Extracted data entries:

((

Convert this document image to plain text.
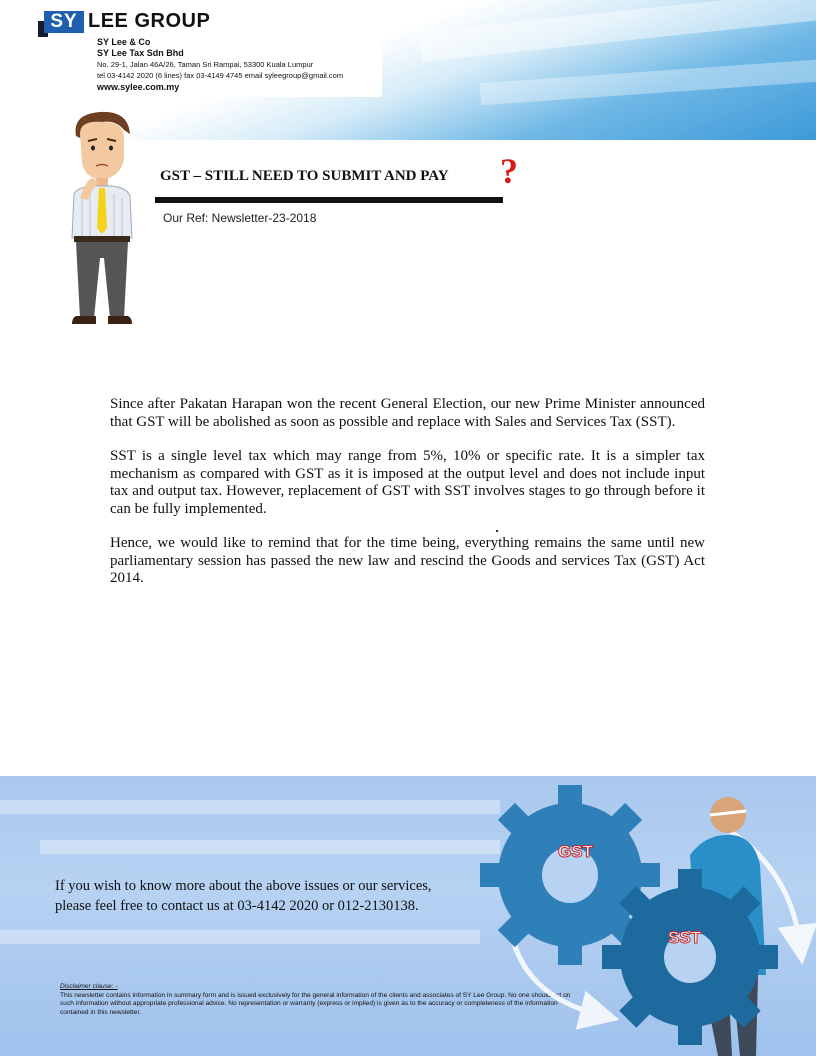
SY LEE GROUP
SY Lee & Co
SY Lee Tax Sdn Bhd
No. 29-1, Jalan 46A/26, Taman Sri Rampai, 53300 Kuala Lumpur
tel 03-4142 2020 (6 lines) fax 03-4149 4745 email syleegroup@gmail.com
www.sylee.com.my
GST – STILL NEED TO SUBMIT AND PAY ?
Our Ref: Newsletter-23-2018

Since after Pakatan Harapan won the recent General Election, our new Prime Minister announced that GST will be abolished as soon as possible and replace with Sales and Services Tax (SST).

SST is a single level tax which may range from 5%, 10% or specific rate. It is a simpler tax mechanism as compared with GST as it is imposed at the output level and does not include input tax and output tax. However, replacement of GST with SST involves stages to go through before it can be fully implemented.

Hence, we would like to remind that for the time being, everything remains the same until new parliamentary session has passed the new law and rescind the Goods and services Tax (GST) Act 2014.

If you wish to know more about the above issues or our services,
please feel free to contact us at 03-4142 2020 or 012-2130138.
Disclaimer clause: -
This newsletter contains information in summary form and is issued exclusively for the general information of the clients and associates of SY Lee Group. No one should act on such information without appropriate professional advice. No representation or warranty (express or implied) is given as to the accuracy or completeness of the information contained in this newsletter.
GST
SST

))

STATED TASK — Quote the records in full and exactly; skip any image.

TASK RESULT —
Convert this document image to plain text.
SY LEE GROUP
SY Lee & Co
SY Lee Tax Sdn Bhd
No. 29-1, Jalan 46A/26, Taman Sri Rampai, 53300 Kuala Lumpur
tel 03-4142 2020 (6 lines) fax 03-4149 4745 email syleegroup@gmail.com
www.sylee.com.my
GST – STILL NEED TO SUBMIT AND PAY ?
Our Ref: Newsletter-23-2018

Since after Pakatan Harapan won the recent General Election, our new Prime Minister announced that GST will be abolished as soon as possible and replace with Sales and Services Tax (SST).

SST is a single level tax which may range from 5%, 10% or specific rate. It is a simpler tax mechanism as compared with GST as it is imposed at the output level and does not include input tax and output tax. However, replacement of GST with SST involves stages to go through before it can be fully implemented.

Hence, we would like to remind that for the time being, everything remains the same until new parliamentary session has passed the new law and rescind the Goods and services Tax (GST) Act 2014.

If you wish to know more about the above issues or our services,
please feel free to contact us at 03-4142 2020 or 012-2130138.
Disclaimer clause: -
This newsletter contains information in summary form and is issued exclusively for the general information of the clients and associates of SY Lee Group. No one should act on such information without appropriate professional advice. No representation or warranty (express or implied) is given as to the accuracy or completeness of the information contained in this newsletter.
GST
SST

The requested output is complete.